:: RECORDS TO PROCESS

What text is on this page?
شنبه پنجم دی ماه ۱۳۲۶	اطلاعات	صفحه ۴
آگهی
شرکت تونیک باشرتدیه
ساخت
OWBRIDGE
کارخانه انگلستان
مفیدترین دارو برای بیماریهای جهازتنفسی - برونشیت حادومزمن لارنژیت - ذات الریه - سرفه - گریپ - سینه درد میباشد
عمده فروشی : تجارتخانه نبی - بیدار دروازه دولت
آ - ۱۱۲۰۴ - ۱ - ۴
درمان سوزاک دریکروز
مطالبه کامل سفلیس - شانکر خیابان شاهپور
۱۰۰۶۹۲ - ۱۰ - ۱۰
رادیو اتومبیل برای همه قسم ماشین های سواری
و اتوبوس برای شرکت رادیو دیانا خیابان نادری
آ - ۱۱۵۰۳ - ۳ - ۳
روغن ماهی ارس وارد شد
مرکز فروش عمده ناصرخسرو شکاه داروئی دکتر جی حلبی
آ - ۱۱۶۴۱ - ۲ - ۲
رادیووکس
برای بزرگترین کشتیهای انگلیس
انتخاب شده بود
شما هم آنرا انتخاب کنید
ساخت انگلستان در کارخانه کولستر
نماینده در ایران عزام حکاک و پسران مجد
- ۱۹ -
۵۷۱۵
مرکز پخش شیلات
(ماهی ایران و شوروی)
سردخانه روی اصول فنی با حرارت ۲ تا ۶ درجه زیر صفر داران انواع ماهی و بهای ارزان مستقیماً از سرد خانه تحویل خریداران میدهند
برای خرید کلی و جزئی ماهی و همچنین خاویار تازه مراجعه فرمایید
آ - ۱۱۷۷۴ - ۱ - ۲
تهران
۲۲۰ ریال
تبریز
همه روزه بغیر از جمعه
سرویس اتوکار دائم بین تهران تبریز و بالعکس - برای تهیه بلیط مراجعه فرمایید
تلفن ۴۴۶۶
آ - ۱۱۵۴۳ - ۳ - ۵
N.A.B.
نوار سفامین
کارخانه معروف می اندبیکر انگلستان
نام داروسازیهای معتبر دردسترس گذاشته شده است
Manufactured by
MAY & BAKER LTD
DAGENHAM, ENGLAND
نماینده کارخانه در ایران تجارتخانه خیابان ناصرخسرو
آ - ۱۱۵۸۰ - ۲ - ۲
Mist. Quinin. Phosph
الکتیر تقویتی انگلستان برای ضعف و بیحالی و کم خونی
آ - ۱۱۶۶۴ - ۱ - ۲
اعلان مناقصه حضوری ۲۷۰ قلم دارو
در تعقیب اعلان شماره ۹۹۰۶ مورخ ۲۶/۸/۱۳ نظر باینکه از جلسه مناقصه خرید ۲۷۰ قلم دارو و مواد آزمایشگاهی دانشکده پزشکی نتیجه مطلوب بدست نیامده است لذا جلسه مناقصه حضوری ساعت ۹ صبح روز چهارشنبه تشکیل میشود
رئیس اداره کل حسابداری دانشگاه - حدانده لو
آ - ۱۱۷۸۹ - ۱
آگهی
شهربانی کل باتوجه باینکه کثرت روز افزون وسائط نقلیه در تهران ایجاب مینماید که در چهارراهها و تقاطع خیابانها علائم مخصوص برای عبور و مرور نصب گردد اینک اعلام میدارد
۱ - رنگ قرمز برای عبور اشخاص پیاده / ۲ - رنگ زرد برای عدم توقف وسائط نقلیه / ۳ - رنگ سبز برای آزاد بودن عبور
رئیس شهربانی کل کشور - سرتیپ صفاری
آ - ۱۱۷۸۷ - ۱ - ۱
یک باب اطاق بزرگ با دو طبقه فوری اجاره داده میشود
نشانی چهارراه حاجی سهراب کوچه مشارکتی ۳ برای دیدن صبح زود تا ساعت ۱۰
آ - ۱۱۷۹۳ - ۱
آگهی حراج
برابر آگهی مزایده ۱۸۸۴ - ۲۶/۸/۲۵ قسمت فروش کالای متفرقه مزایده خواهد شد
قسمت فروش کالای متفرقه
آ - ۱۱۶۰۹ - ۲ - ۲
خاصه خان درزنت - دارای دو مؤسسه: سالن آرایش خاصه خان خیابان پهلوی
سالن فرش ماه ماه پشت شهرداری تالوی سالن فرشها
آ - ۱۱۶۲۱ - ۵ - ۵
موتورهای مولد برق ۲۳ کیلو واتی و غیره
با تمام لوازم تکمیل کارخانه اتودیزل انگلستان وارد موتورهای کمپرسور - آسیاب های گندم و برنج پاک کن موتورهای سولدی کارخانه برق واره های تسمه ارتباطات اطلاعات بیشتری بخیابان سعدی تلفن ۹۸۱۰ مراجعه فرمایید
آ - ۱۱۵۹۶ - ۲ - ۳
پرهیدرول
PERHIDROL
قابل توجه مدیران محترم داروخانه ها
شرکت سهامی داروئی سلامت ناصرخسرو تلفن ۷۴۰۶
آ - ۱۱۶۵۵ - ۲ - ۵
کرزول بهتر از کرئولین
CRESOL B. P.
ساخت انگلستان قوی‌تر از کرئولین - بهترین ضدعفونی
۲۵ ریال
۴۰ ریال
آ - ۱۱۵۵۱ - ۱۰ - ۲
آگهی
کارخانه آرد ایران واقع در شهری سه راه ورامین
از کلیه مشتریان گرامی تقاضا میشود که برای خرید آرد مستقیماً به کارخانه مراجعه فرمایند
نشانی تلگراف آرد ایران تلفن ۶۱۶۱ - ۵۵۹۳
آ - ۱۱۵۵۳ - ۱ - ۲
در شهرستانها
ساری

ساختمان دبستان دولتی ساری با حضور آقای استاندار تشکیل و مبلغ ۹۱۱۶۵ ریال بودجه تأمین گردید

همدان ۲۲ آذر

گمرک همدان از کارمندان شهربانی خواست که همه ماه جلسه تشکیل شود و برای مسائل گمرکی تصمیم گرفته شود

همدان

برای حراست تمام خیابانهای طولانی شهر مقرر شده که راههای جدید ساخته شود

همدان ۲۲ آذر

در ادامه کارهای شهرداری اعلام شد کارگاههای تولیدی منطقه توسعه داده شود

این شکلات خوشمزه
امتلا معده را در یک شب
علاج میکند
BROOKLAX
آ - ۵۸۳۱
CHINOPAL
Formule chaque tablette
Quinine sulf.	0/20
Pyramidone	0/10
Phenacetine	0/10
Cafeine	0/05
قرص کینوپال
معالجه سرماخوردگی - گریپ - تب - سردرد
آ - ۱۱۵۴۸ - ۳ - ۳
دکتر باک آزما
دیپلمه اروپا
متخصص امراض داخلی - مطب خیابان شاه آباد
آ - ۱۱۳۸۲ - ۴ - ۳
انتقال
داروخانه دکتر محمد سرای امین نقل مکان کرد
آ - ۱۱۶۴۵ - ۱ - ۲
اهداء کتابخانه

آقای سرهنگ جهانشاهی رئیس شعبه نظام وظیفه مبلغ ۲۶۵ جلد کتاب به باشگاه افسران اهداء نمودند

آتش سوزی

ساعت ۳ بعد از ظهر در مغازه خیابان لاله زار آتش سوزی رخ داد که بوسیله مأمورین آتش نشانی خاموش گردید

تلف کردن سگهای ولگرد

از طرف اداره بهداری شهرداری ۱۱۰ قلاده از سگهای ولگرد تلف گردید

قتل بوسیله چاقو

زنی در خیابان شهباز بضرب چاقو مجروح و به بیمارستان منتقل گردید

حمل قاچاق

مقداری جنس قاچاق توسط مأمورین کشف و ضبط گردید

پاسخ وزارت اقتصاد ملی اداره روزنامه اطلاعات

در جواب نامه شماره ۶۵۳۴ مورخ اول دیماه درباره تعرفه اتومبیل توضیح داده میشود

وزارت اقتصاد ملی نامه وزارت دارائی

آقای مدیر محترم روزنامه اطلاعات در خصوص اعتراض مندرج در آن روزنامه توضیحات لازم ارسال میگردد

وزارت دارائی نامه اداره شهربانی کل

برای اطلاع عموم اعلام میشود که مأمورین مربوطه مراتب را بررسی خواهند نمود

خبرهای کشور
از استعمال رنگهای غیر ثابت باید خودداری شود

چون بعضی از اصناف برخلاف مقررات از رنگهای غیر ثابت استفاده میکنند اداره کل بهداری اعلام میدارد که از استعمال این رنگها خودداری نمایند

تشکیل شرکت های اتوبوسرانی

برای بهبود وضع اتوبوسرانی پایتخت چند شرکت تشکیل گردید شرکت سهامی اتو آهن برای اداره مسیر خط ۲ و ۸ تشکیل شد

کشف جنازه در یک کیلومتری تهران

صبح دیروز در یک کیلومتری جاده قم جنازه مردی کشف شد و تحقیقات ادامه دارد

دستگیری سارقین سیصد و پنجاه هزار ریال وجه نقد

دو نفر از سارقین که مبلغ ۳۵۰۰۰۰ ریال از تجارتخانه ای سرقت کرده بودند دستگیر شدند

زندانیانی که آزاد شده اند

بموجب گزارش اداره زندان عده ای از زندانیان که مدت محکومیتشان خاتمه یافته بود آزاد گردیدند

::::

- WRITTEN TASK
Find the string "نقلیه" in the records, then copy each line where it occurs.

- EXERCISE RESPONSE
شهربانی کل باتوجه باینکه کثرت روز افزون وسائط نقلیه در تهران ایجاب مینماید که در چهارراهها و تقاطع خیابانها علائم مخصوص برای عبور و مرور نصب گردد اینک اعلام میدارد
۱ - رنگ قرمز برای عبور اشخاص پیاده / ۲ - رنگ زرد برای عدم توقف وسائط نقلیه / ۳ - رنگ سبز برای آزاد بودن عبور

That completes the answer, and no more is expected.